TASKS TO PERFORM ::
A - In the athlete interview, who supervises Sasha Gollish in the Engineering Education program?
B - Write the next part of the athlete interview, picking up after its final line.

TEXT SECTION ::
◇ ◇ ◇ ◇ ◇ ◇ ◇

Donna Vakalis (CivE PhD Candidate) competes for Team Canada in the modern pentathlon and Sasha Gollish (CivE MEng 1T0, EngEd PhD Candidate) runs for Canada in the 1500m.

When they’re not training, Vakalis studies the impact of indoor building environments on public health and productivity under the supervision of professors Heather MacLean and Jeffrey Siegel (both CivE) and Gollish is one of the first students enrolled in the Faculty’s new Engineering Education (EngEd) program, supervised by Professor Bryan Karney (CivE).

U of T Engineering spoke to both athletes in the days leading up to the games to find out how they balance engineering and sport.

What has it been like since you found out you made Team Canada?

Gollish: It’s been a total rush for sure! But it only happened recently so I’m not even sure it has totally sunk in. My goal was to qualify for the Pan Ams, but my other goal was to run fast. So I’ve been travelling a lot and continuing to compete.

Vakalis: I’ve been focused on world championships, which just happened last weekend, in Germany. It may sound like a lot all at once, but it’s actually useful because it’s a little tricky to peak twice in a year. You don’t want them too far apart, or right on top of each other, but two weeks is actually perfect.

Let’s talk about what it took to get here. When did you decide that you were going to go for it?

Gollish: Last summer I was competing in Leuven, Belgium, in a series that is basically like the Belgian Cup. I ran a 4:13 and I thought, hey, if I can run that now, I wonder what I can run next summer.

Vakalis: The fall after I competed [at the Olympics] in London, I started school. At that point I thought it might be time to retire, because it just requires a lot of energy in addition to being a full-time student. However, I surprised myself and learned how to be even more efficient with my time. At the beginning of this school year I found myself being really fit and eager to compete. I had to make a choice, am I going to go for it or not? I made that choice, and my supervisors fortunately were supportive. The goal of this whole season has been to qualify for Pan Ams.

When did you realize you actually had a shot?

◇ ◇ ◇ ◇ ◇ ◇ ◇

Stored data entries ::

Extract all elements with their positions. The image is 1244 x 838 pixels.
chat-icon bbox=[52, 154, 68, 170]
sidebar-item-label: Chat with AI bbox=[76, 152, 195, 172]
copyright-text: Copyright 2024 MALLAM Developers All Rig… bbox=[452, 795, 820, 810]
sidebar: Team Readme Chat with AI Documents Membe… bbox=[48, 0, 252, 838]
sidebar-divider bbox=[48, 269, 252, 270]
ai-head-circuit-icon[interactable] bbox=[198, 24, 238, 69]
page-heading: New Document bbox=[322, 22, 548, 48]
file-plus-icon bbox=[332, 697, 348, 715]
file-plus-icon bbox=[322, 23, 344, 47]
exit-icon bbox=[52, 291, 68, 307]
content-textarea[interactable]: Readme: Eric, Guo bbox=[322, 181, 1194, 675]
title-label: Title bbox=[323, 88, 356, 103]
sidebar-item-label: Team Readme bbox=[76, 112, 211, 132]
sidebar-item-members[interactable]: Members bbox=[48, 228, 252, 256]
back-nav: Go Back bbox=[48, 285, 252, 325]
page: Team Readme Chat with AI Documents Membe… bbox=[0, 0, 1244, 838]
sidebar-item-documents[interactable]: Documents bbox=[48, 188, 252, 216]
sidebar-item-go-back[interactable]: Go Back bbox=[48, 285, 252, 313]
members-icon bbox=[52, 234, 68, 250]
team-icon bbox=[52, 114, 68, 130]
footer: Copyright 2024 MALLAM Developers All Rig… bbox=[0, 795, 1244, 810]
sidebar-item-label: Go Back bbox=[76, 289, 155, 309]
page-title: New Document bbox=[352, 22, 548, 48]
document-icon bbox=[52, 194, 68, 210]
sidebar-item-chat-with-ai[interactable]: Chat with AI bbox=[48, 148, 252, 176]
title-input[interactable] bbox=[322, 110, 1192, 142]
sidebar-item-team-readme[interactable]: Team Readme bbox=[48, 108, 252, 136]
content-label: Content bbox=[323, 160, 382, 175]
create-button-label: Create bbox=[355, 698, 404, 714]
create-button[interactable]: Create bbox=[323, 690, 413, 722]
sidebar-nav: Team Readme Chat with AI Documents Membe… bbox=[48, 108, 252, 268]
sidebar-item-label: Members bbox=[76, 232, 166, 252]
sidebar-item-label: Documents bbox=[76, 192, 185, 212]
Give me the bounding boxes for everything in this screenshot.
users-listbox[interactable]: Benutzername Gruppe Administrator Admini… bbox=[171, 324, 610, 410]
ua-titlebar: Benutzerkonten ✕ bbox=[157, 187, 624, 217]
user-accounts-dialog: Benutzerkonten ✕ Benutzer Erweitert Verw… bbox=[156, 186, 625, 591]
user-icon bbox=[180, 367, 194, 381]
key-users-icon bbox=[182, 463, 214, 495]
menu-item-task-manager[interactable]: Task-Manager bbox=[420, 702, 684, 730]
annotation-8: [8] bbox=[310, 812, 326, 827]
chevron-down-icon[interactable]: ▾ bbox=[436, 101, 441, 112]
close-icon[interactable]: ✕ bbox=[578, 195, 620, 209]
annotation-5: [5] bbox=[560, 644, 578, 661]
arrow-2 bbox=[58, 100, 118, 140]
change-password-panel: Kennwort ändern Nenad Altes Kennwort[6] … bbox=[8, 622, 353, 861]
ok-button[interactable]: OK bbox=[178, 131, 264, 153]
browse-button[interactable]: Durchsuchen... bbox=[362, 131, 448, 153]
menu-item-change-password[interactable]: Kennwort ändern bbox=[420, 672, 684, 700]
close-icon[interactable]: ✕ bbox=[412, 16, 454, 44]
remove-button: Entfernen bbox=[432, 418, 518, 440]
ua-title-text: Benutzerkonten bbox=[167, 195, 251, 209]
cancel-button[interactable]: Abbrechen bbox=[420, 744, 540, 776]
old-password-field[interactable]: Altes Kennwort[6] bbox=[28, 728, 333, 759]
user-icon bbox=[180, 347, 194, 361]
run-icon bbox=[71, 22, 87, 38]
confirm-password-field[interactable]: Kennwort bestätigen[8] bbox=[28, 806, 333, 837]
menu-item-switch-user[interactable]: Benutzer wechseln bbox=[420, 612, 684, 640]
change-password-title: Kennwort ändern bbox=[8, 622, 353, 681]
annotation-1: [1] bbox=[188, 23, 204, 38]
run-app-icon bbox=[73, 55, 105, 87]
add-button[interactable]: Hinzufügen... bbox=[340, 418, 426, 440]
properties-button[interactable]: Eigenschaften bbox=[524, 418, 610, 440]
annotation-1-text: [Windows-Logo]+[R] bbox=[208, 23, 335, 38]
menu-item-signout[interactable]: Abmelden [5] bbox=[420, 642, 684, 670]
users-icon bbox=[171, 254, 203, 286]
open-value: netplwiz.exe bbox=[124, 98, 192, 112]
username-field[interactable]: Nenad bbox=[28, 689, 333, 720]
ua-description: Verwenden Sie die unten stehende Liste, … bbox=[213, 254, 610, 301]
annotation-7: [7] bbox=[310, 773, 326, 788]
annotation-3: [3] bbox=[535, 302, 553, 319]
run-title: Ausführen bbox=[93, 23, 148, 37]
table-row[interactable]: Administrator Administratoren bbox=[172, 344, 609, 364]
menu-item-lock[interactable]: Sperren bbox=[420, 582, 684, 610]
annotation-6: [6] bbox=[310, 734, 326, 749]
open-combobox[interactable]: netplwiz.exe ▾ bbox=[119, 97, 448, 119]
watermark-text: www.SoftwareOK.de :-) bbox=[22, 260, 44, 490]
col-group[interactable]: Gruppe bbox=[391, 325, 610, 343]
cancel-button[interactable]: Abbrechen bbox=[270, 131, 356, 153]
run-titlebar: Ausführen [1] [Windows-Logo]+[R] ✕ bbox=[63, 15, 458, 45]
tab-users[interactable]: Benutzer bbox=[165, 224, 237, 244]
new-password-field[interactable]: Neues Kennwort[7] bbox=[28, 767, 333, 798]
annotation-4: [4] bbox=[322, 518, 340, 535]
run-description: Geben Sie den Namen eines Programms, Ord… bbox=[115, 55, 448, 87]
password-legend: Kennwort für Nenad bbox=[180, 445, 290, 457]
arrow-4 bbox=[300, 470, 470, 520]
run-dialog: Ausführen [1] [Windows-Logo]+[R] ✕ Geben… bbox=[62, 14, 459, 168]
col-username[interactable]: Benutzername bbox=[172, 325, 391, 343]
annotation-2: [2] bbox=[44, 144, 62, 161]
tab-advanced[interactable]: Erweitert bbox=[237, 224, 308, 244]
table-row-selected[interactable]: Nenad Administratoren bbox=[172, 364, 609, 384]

◇ ◇ ◇ ◇ ◇ ◇ ◇

OUTPUTS BY TASK ::
A - Professor Bryan Karney (CivE)

B -
Gollish: It wasn’t until I ran at Harry Jerome, part of the national series which was June 9 in Vancouver. The rankings were really tight and I was sitting in third position. There just weren’t that many fast races in North America, and I was trying to really push my boundaries. Plus there are a lot of awesome middle-distance runners right now in Canada: Kate Van Buskirk, Hilary Stellingwerff, Sheila Reid, Nicole Siffuentes. It could have been any two of us that were named to that team.

Vakalis: I was at a world cup in Rome in April. Because of how our qualification system works, they take our top two scores from last year’s world championships and the four world cups. At the moment I crossed the finish line in Rome, I knew I had done what it takes to qualify.

Why did you choose to do graduate studies at U of T?

Gollish: U of T is a pretty awesome engineering school to get into. It’s also got a phenomenal running program, and my coaches are the varsity coaches, so it’s a natural fit.

Another reason was my supervisor, Bryan Karney. We met a few years ago, and we share a passion for the science, the math. I call it the ‘Enginerd’ passion. My other background is coaching, so the Engineering Education (called EngEd) program is a really unique way to blend the skills of coaching and engineering.

Vakalis: There were multiple reasons. I knew I wanted to live in Toronto, and from doing my masters here, I knew U of T has a really strong school with a rigorous academic program. But I also care a lot about the people and atmosphere in the department. For me the single most important factor was meeting the professors and their students. Now, finishing up my third year I feel like I am part of a really smart, ambitious, supportive family.

Have you learned anything as an engineer that has affected your athletics, or vice versa?

Gollish: I take a very scientific approach to things, which I think is probably rooted in studying engineering. With running, there are a lot of fads that come and go, but I always look to see what the science says.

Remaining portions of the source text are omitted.